Saved data entries
-----
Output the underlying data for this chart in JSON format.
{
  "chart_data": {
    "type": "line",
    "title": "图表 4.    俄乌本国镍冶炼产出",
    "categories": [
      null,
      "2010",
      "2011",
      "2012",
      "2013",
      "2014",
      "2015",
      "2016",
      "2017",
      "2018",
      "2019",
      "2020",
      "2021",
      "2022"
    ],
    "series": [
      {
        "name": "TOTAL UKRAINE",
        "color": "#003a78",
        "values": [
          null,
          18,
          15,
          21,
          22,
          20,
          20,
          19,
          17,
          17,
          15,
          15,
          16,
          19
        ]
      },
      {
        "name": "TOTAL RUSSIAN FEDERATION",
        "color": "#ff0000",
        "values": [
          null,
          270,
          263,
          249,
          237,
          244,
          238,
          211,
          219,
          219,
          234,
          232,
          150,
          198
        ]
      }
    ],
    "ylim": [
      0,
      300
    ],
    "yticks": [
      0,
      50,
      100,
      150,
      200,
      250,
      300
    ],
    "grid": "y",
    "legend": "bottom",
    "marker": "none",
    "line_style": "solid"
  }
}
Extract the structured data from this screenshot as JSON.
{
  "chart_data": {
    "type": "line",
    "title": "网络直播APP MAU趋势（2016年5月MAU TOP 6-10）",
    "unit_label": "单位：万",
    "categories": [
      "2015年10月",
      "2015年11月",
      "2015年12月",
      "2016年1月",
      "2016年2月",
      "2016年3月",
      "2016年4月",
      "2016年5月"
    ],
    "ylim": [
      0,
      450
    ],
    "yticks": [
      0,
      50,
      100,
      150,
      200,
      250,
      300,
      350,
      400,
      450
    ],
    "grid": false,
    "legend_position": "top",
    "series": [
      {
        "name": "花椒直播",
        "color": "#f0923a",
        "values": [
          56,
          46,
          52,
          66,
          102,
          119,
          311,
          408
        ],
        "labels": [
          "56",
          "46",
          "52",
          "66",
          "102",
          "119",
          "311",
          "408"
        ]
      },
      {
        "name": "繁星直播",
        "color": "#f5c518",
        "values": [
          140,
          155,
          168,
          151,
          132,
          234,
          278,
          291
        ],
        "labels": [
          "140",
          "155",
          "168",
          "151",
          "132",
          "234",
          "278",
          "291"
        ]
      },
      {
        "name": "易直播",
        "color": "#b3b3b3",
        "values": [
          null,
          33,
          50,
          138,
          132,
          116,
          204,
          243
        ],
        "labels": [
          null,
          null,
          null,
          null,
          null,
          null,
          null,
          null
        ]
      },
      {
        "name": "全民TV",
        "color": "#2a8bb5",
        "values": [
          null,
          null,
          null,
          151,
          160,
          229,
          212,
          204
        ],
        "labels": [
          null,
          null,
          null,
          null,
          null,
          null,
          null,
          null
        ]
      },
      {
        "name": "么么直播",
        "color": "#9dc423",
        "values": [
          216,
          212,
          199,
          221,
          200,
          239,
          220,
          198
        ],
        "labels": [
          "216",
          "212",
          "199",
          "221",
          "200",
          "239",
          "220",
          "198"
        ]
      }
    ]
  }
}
-----
Go back to the listing above and please repeat it exactly.

Solved problem:
Output the underlying data for this chart in JSON format.
{
  "chart_data": {
    "type": "line",
    "title": "图表 4.    俄乌本国镍冶炼产出",
    "categories": [
      null,
      "2010",
      "2011",
      "2012",
      "2013",
      "2014",
      "2015",
      "2016",
      "2017",
      "2018",
      "2019",
      "2020",
      "2021",
      "2022"
    ],
    "series": [
      {
        "name": "TOTAL UKRAINE",
        "color": "#003a78",
        "values": [
          null,
          18,
          15,
          21,
          22,
          20,
          20,
          19,
          17,
          17,
          15,
          15,
          16,
          19
        ]
      },
      {
        "name": "TOTAL RUSSIAN FEDERATION",
        "color": "#ff0000",
        "values": [
          null,
          270,
          263,
          249,
          237,
          244,
          238,
          211,
          219,
          219,
          234,
          232,
          150,
          198
        ]
      }
    ],
    "ylim": [
      0,
      300
    ],
    "yticks": [
      0,
      50,
      100,
      150,
      200,
      250,
      300
    ],
    "grid": "y",
    "legend": "bottom",
    "marker": "none",
    "line_style": "solid"
  }
}
Extract the structured data from this screenshot as JSON.
{
  "chart_data": {
    "type": "line",
    "title": "网络直播APP MAU趋势（2016年5月MAU TOP 6-10）",
    "unit_label": "单位：万",
    "categories": [
      "2015年10月",
      "2015年11月",
      "2015年12月",
      "2016年1月",
      "2016年2月",
      "2016年3月",
      "2016年4月",
      "2016年5月"
    ],
    "ylim": [
      0,
      450
    ],
    "yticks": [
      0,
      50,
      100,
      150,
      200,
      250,
      300,
      350,
      400,
      450
    ],
    "grid": false,
    "legend_position": "top",
    "series": [
      {
        "name": "花椒直播",
        "color": "#f0923a",
        "values": [
          56,
          46,
          52,
          66,
          102,
          119,
          311,
          408
        ],
        "labels": [
          "56",
          "46",
          "52",
          "66",
          "102",
          "119",
          "311",
          "408"
        ]
      },
      {
        "name": "繁星直播",
        "color": "#f5c518",
        "values": [
          140,
          155,
          168,
          151,
          132,
          234,
          278,
          291
        ],
        "labels": [
          "140",
          "155",
          "168",
          "151",
          "132",
          "234",
          "278",
          "291"
        ]
      },
      {
        "name": "易直播",
        "color": "#b3b3b3",
        "values": [
          null,
          33,
          50,
          138,
          132,
          116,
          204,
          243
        ],
        "labels": [
          null,
          null,
          null,
          null,
          null,
          null,
          null,
          null
        ]
      },
      {
        "name": "全民TV",
        "color": "#2a8bb5",
        "values": [
          null,
          null,
          null,
          151,
          160,
          229,
          212,
          204
        ],
        "labels": [
          null,
          null,
          null,
          null,
          null,
          null,
          null,
          null
        ]
      },
      {
        "name": "么么直播",
        "color": "#9dc423",
        "values": [
          216,
          212,
          199,
          221,
          200,
          239,
          220,
          198
        ],
        "labels": [
          "216",
          "212",
          "199",
          "221",
          "200",
          "239",
          "220",
          "198"
        ]
      }
    ]
  }
}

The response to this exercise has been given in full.